• **RECORDS**:
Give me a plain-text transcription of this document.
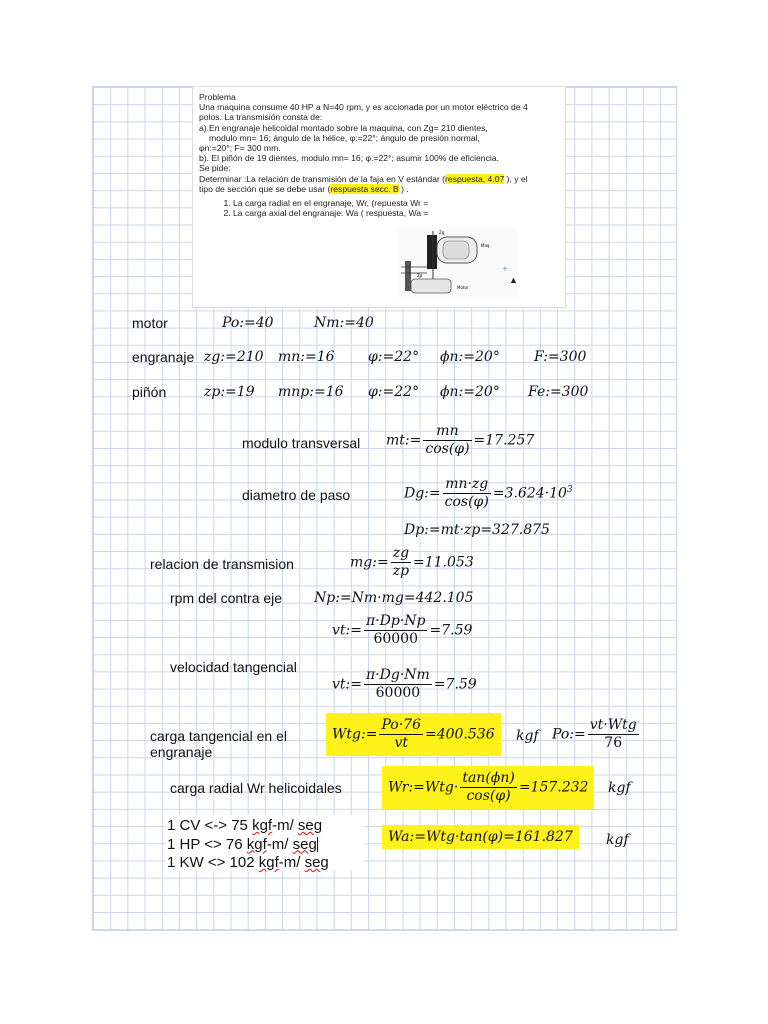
Problema
Una maquina consume 40 HP a N=40 rpm, y es accionada por un motor eléctrico de 4
polos. La transmisión consta de:
a).En engranaje helicoidal montado sobre la maquina, con Zg= 210 dientes,
modulo mn= 16; ángulo de la hélice, φ:=22°; ángulo de presión normal,
φn:=20°; F= 300 mm.
b). El piñón de 19 dientes, modulo mn= 16; φ:=22°; asumir 100% de eficiencia.
Se pide:
Determinar :La relación de transmisión de la faja en V estándar (respuesta, 4.07 ), y el
tipo de sección que se debe usar (respuesta secc. B ) .
1. La carga radial en el engranaje, Wr, (repuesta Wr =
2. La carga axial del engranaje. Wa ( respuesta, Wa =
Zg
Maq
Zp
Motor
+
▲
motor	Po:=40	Nm:=40
engranaje zg:=210 mn:=16 φ:=22° ϕn:=20° F:=300
piñón	zp:=19 mnp:=16 φ:=22° ϕn:=20° Fe:=300
modulo transversal mt:= $\frac{mn}{\cos(\varphi)} =17.257$
diametro de paso	Dg:= $\frac{mn\cdot zg}{\cos(\varphi)} =3.624\cdot 10^3$
Dp:=mt·zp=327.875
relacion de transmision	mg:= $\frac{zg}{zp} =11.053$
rpm del contra eje Np:=Nm·mg=442.105
vt:= $\frac{\pi\cdot Dp\cdot Np}{60000} =7.59$
velocidad tangencial
vt:= $\frac{\pi\cdot Dg\cdot Nm}{60000} =7.59$
carga tangencial en el
engranaje
Wtg:= $\frac{Po\cdot 76}{vt} =400.536$	kgf Po:= $\frac{\text{vt·Wtg}}{76}$
carga radial Wr helicoidales	Wr:=Wtg· $\frac{\tan(\phi n)}{\cos(\varphi)} =157.232$	kgf
Wa:=Wtg·tan(φ)=161.827	kgf
1 CV <-> 75 kgf-m/ seg
1 HP <> 76 kgf-m/ seg
1 KW <> 102 kgf-m/ seg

• **TO BE DONE**: Go through the data and gather every line that holds "maquina".

• **OUTPUT FOR THIS EXERCISE**:
Una maquina consume 40 HP a N=40 rpm, y es accionada por un motor eléctrico de 4
a).En engranaje helicoidal montado sobre la maquina, con Zg= 210 dientes,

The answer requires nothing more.